# WRITTEN PROBLEM:
Answer with a single number: how many lines in the listing below include "practice"?

==== SUPPLIED ENTRIES ====

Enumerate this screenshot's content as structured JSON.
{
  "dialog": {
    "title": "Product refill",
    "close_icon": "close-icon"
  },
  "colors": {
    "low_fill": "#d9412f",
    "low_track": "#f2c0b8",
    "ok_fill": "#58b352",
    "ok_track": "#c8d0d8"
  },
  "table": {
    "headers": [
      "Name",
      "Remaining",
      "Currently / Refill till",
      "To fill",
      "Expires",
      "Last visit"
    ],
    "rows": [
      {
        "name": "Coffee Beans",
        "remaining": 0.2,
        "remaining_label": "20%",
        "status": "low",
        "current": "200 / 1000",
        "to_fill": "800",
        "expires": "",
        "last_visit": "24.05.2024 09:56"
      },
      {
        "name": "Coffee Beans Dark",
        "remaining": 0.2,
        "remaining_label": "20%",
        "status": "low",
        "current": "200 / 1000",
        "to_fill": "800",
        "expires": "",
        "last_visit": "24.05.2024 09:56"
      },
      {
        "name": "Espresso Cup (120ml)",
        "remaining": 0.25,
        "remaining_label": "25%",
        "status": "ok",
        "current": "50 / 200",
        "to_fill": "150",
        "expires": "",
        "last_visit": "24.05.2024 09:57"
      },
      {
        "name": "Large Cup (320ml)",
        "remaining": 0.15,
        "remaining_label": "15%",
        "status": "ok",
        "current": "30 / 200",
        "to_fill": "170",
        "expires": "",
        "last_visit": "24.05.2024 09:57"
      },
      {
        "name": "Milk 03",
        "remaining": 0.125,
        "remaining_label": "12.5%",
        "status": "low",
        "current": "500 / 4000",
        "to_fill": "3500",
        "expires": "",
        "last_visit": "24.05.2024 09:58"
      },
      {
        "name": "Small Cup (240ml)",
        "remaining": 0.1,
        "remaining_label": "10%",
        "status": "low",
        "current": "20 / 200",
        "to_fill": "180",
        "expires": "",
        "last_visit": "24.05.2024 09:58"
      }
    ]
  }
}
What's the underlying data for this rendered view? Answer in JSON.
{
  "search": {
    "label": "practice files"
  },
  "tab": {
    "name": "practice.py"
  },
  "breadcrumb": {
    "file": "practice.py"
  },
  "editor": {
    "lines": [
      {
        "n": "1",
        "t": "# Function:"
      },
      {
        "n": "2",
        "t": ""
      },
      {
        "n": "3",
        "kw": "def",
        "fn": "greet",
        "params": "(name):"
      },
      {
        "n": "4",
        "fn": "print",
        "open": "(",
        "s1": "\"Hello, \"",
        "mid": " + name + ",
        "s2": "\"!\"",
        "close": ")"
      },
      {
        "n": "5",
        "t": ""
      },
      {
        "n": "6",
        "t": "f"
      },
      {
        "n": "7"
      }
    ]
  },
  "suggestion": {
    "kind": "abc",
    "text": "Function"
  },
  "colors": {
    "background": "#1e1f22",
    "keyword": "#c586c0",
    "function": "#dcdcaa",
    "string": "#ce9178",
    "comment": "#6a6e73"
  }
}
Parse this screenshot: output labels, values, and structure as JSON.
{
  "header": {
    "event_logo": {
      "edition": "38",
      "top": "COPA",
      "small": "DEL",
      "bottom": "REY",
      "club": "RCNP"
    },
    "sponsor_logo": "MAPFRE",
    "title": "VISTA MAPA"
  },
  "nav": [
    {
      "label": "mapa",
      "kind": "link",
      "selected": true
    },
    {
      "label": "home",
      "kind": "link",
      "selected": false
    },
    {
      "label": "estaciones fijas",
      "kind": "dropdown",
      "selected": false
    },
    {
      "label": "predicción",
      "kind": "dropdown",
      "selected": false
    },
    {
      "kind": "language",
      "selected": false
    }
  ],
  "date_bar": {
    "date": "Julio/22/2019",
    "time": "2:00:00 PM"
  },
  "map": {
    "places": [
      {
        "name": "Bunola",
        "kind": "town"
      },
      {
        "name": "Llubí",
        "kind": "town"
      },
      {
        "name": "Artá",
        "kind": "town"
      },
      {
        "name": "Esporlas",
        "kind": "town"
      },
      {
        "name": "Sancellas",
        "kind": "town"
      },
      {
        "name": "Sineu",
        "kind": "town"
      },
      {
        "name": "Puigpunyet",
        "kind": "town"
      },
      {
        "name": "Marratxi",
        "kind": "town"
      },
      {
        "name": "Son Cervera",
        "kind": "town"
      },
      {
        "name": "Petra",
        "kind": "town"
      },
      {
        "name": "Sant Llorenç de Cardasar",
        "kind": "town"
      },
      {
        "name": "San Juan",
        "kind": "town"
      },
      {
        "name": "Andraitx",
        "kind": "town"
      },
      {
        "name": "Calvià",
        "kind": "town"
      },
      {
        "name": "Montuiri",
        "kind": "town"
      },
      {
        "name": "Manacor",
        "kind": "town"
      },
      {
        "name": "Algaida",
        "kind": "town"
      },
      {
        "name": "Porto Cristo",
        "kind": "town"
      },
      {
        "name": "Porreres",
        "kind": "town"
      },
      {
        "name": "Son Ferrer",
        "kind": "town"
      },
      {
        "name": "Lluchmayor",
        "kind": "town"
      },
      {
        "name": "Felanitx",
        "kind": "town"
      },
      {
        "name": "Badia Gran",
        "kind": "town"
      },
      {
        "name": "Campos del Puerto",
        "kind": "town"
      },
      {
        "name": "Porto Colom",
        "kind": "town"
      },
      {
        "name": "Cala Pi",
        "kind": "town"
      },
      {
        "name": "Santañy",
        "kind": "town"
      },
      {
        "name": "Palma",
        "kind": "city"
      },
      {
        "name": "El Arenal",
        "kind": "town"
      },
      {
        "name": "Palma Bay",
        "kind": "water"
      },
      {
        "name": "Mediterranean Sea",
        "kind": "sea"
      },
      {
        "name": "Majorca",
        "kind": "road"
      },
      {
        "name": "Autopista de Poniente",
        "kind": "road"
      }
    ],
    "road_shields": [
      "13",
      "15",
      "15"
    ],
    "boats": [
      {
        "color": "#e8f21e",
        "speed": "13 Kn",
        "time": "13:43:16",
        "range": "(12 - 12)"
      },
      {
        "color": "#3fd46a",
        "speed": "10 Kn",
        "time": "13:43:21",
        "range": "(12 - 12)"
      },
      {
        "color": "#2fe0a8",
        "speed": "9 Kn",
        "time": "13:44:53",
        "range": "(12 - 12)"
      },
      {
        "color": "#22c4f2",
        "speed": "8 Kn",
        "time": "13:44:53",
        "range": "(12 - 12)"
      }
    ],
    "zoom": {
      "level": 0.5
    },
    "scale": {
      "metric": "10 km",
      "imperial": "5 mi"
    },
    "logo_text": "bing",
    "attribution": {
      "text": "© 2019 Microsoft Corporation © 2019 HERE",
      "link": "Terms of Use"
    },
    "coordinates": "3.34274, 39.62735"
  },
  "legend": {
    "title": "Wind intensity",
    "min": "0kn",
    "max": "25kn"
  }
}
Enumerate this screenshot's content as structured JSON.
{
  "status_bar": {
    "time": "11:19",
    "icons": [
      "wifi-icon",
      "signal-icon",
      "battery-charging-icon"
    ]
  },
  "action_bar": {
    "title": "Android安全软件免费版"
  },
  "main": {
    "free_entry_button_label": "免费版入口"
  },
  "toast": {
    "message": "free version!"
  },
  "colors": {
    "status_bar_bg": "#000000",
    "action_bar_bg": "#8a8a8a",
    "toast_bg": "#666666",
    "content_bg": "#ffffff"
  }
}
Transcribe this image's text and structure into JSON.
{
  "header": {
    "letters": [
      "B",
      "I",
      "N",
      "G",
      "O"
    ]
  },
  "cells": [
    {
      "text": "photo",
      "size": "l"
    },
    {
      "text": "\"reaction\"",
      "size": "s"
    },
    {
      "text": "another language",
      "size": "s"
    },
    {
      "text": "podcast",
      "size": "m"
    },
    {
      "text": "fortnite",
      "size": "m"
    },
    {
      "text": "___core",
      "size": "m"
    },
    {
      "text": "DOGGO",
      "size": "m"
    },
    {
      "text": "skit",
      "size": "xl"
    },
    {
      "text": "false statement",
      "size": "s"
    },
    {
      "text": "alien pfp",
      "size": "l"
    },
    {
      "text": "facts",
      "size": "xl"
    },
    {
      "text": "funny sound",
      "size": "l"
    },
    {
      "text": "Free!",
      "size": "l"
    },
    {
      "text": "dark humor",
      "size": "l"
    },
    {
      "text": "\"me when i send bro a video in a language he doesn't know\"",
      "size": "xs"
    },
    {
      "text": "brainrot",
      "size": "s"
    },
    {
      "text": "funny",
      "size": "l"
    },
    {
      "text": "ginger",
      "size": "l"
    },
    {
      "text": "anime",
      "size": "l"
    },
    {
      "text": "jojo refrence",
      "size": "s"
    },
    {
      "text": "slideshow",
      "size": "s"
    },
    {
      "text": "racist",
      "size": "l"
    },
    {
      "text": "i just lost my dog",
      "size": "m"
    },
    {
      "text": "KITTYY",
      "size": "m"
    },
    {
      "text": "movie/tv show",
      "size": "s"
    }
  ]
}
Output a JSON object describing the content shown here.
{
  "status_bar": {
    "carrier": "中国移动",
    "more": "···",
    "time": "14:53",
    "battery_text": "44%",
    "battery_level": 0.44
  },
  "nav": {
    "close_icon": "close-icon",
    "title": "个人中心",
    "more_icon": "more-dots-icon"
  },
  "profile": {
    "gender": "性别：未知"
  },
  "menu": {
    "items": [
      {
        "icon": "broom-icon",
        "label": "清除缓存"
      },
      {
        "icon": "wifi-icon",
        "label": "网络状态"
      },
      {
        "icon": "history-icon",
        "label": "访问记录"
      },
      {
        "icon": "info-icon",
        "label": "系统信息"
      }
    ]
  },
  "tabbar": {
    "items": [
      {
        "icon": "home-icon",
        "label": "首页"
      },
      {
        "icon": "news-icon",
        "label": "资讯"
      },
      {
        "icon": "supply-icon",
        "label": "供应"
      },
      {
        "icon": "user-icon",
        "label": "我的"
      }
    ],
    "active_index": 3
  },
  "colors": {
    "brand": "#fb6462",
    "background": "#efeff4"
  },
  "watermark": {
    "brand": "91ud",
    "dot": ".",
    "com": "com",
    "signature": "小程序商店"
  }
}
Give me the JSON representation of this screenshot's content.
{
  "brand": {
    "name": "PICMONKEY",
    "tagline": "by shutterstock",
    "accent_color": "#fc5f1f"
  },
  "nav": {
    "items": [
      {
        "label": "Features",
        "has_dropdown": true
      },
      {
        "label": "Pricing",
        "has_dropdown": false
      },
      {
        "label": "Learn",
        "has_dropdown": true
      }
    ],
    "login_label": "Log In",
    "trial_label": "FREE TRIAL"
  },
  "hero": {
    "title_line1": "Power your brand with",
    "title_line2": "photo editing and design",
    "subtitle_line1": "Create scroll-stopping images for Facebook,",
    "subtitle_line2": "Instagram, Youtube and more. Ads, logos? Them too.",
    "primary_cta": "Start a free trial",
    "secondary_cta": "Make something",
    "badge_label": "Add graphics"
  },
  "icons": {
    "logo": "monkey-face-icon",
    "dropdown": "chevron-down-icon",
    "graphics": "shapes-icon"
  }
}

====

# WRITTEN RESPONSE:
3